→ Goal of the exercise: Can you transcribe the data exactly? Leave the pictures out.

→ Given records:
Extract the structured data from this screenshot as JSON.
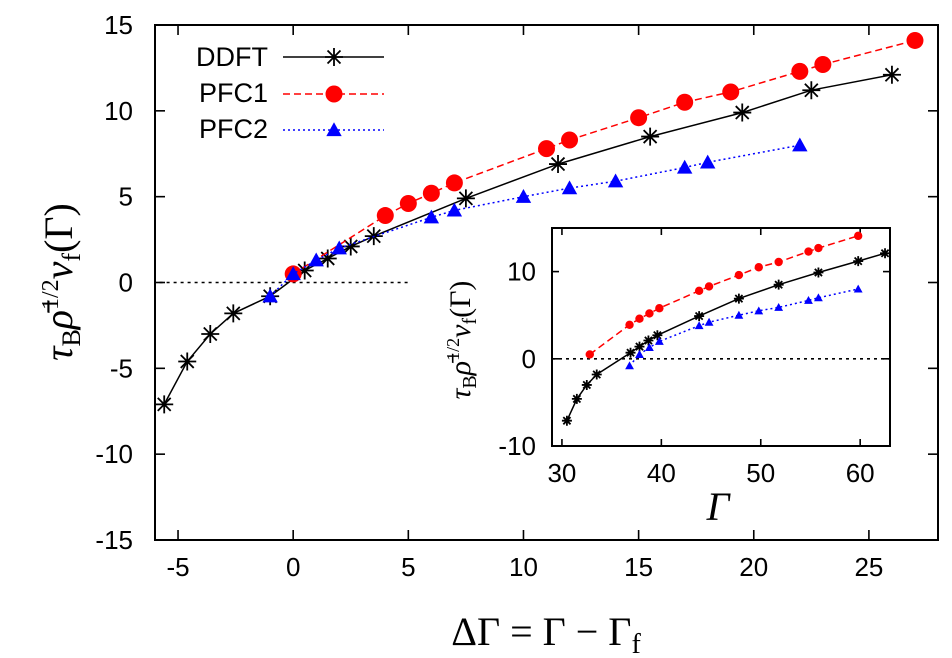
{
  "chart_data": [
    {
      "type": "line",
      "xlabel": "ΔΓ = Γ − Γf",
      "ylabel": "τBρ̄1/2vf(Γ)",
      "xlim": [
        -6,
        28
      ],
      "ylim": [
        -15,
        15
      ],
      "xticks": [
        "-5",
        "0",
        "5",
        "10",
        "15",
        "20",
        "25"
      ],
      "yticks": [
        "-15",
        "-10",
        "-5",
        "0",
        "5",
        "10",
        "15"
      ],
      "grid": false,
      "legend": "top-left",
      "reference_line": {
        "y": 0,
        "x_range": [
          -5.8,
          5
        ],
        "style": "dotted"
      },
      "series": [
        {
          "name": "DDFT",
          "color": "#000000",
          "marker": "asterisk",
          "line": "solid",
          "x": [
            -5.6,
            -4.6,
            -3.6,
            -2.6,
            -1.0,
            0.5,
            1.5,
            2.5,
            3.5,
            7.5,
            11.5,
            15.5,
            19.5,
            22.5,
            26.0
          ],
          "y": [
            -7.1,
            -4.6,
            -3.0,
            -1.8,
            -0.8,
            0.7,
            1.4,
            2.1,
            2.7,
            4.9,
            6.9,
            8.5,
            9.9,
            11.2,
            12.1
          ]
        },
        {
          "name": "PFC1",
          "color": "#ff0000",
          "marker": "circle",
          "line": "dashed",
          "x": [
            0.0,
            4.0,
            5.0,
            6.0,
            7.0,
            11.0,
            12.0,
            15.0,
            17.0,
            19.0,
            22.0,
            23.0,
            27.0
          ],
          "y": [
            0.5,
            3.9,
            4.6,
            5.2,
            5.8,
            7.8,
            8.3,
            9.6,
            10.5,
            11.1,
            12.3,
            12.7,
            14.1
          ]
        },
        {
          "name": "PFC2",
          "color": "#0000ff",
          "marker": "triangle",
          "line": "dotted",
          "x": [
            -1.0,
            0.0,
            1.0,
            2.0,
            6.0,
            7.0,
            10.0,
            12.0,
            14.0,
            17.0,
            18.0,
            22.0
          ],
          "y": [
            -0.8,
            0.5,
            1.3,
            2.0,
            3.8,
            4.2,
            5.0,
            5.5,
            5.9,
            6.7,
            7.0,
            8.0
          ]
        }
      ]
    },
    {
      "type": "line",
      "xlabel": "Γ",
      "ylabel": "τBρ̄1/2vf(Γ)",
      "xlim": [
        29,
        63
      ],
      "ylim": [
        -10,
        15
      ],
      "xticks": [
        "30",
        "40",
        "50",
        "60"
      ],
      "yticks": [
        "-10",
        "0",
        "10"
      ],
      "grid": false,
      "reference_line": {
        "y": 0,
        "x_range": [
          29,
          63
        ],
        "style": "dotted"
      },
      "series": [
        {
          "name": "DDFT",
          "color": "#000000",
          "marker": "asterisk",
          "line": "solid",
          "x": [
            30.5,
            31.5,
            32.5,
            33.5,
            36.9,
            37.8,
            38.7,
            39.6,
            43.8,
            47.8,
            51.8,
            55.8,
            59.8,
            62.5
          ],
          "y": [
            -7.1,
            -4.6,
            -3.0,
            -1.8,
            0.7,
            1.4,
            2.1,
            2.7,
            4.9,
            6.9,
            8.5,
            9.9,
            11.2,
            12.1
          ]
        },
        {
          "name": "PFC1",
          "color": "#ff0000",
          "marker": "circle",
          "line": "dashed",
          "x": [
            32.8,
            36.8,
            37.8,
            38.8,
            39.8,
            43.8,
            44.8,
            47.8,
            49.8,
            51.8,
            54.8,
            55.8,
            59.8
          ],
          "y": [
            0.5,
            3.9,
            4.6,
            5.2,
            5.8,
            7.8,
            8.3,
            9.6,
            10.5,
            11.1,
            12.3,
            12.7,
            14.1
          ]
        },
        {
          "name": "PFC2",
          "color": "#0000ff",
          "marker": "triangle",
          "line": "dotted",
          "x": [
            36.8,
            37.8,
            38.8,
            39.8,
            43.8,
            44.8,
            47.8,
            49.8,
            51.8,
            54.8,
            55.8,
            59.8
          ],
          "y": [
            -0.8,
            0.5,
            1.3,
            2.0,
            3.8,
            4.2,
            5.0,
            5.5,
            5.9,
            6.7,
            7.0,
            8.0
          ]
        }
      ]
    }
  ]
}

→ Worked answer:
Extract the structured data from this screenshot as JSON.
{
  "chart_data": [
    {
      "type": "line",
      "xlabel": "ΔΓ = Γ − Γf",
      "ylabel": "τBρ̄1/2vf(Γ)",
      "xlim": [
        -6,
        28
      ],
      "ylim": [
        -15,
        15
      ],
      "xticks": [
        "-5",
        "0",
        "5",
        "10",
        "15",
        "20",
        "25"
      ],
      "yticks": [
        "-15",
        "-10",
        "-5",
        "0",
        "5",
        "10",
        "15"
      ],
      "grid": false,
      "legend": "top-left",
      "reference_line": {
        "y": 0,
        "x_range": [
          -5.8,
          5
        ],
        "style": "dotted"
      },
      "series": [
        {
          "name": "DDFT",
          "color": "#000000",
          "marker": "asterisk",
          "line": "solid",
          "x": [
            -5.6,
            -4.6,
            -3.6,
            -2.6,
            -1.0,
            0.5,
            1.5,
            2.5,
            3.5,
            7.5,
            11.5,
            15.5,
            19.5,
            22.5,
            26.0
          ],
          "y": [
            -7.1,
            -4.6,
            -3.0,
            -1.8,
            -0.8,
            0.7,
            1.4,
            2.1,
            2.7,
            4.9,
            6.9,
            8.5,
            9.9,
            11.2,
            12.1
          ]
        },
        {
          "name": "PFC1",
          "color": "#ff0000",
          "marker": "circle",
          "line": "dashed",
          "x": [
            0.0,
            4.0,
            5.0,
            6.0,
            7.0,
            11.0,
            12.0,
            15.0,
            17.0,
            19.0,
            22.0,
            23.0,
            27.0
          ],
          "y": [
            0.5,
            3.9,
            4.6,
            5.2,
            5.8,
            7.8,
            8.3,
            9.6,
            10.5,
            11.1,
            12.3,
            12.7,
            14.1
          ]
        },
        {
          "name": "PFC2",
          "color": "#0000ff",
          "marker": "triangle",
          "line": "dotted",
          "x": [
            -1.0,
            0.0,
            1.0,
            2.0,
            6.0,
            7.0,
            10.0,
            12.0,
            14.0,
            17.0,
            18.0,
            22.0
          ],
          "y": [
            -0.8,
            0.5,
            1.3,
            2.0,
            3.8,
            4.2,
            5.0,
            5.5,
            5.9,
            6.7,
            7.0,
            8.0
          ]
        }
      ]
    },
    {
      "type": "line",
      "xlabel": "Γ",
      "ylabel": "τBρ̄1/2vf(Γ)",
      "xlim": [
        29,
        63
      ],
      "ylim": [
        -10,
        15
      ],
      "xticks": [
        "30",
        "40",
        "50",
        "60"
      ],
      "yticks": [
        "-10",
        "0",
        "10"
      ],
      "grid": false,
      "reference_line": {
        "y": 0,
        "x_range": [
          29,
          63
        ],
        "style": "dotted"
      },
      "series": [
        {
          "name": "DDFT",
          "color": "#000000",
          "marker": "asterisk",
          "line": "solid",
          "x": [
            30.5,
            31.5,
            32.5,
            33.5,
            36.9,
            37.8,
            38.7,
            39.6,
            43.8,
            47.8,
            51.8,
            55.8,
            59.8,
            62.5
          ],
          "y": [
            -7.1,
            -4.6,
            -3.0,
            -1.8,
            0.7,
            1.4,
            2.1,
            2.7,
            4.9,
            6.9,
            8.5,
            9.9,
            11.2,
            12.1
          ]
        },
        {
          "name": "PFC1",
          "color": "#ff0000",
          "marker": "circle",
          "line": "dashed",
          "x": [
            32.8,
            36.8,
            37.8,
            38.8,
            39.8,
            43.8,
            44.8,
            47.8,
            49.8,
            51.8,
            54.8,
            55.8,
            59.8
          ],
          "y": [
            0.5,
            3.9,
            4.6,
            5.2,
            5.8,
            7.8,
            8.3,
            9.6,
            10.5,
            11.1,
            12.3,
            12.7,
            14.1
          ]
        },
        {
          "name": "PFC2",
          "color": "#0000ff",
          "marker": "triangle",
          "line": "dotted",
          "x": [
            36.8,
            37.8,
            38.8,
            39.8,
            43.8,
            44.8,
            47.8,
            49.8,
            51.8,
            54.8,
            55.8,
            59.8
          ],
          "y": [
            -0.8,
            0.5,
            1.3,
            2.0,
            3.8,
            4.2,
            5.0,
            5.5,
            5.9,
            6.7,
            7.0,
            8.0
          ]
        }
      ]
    }
  ]
}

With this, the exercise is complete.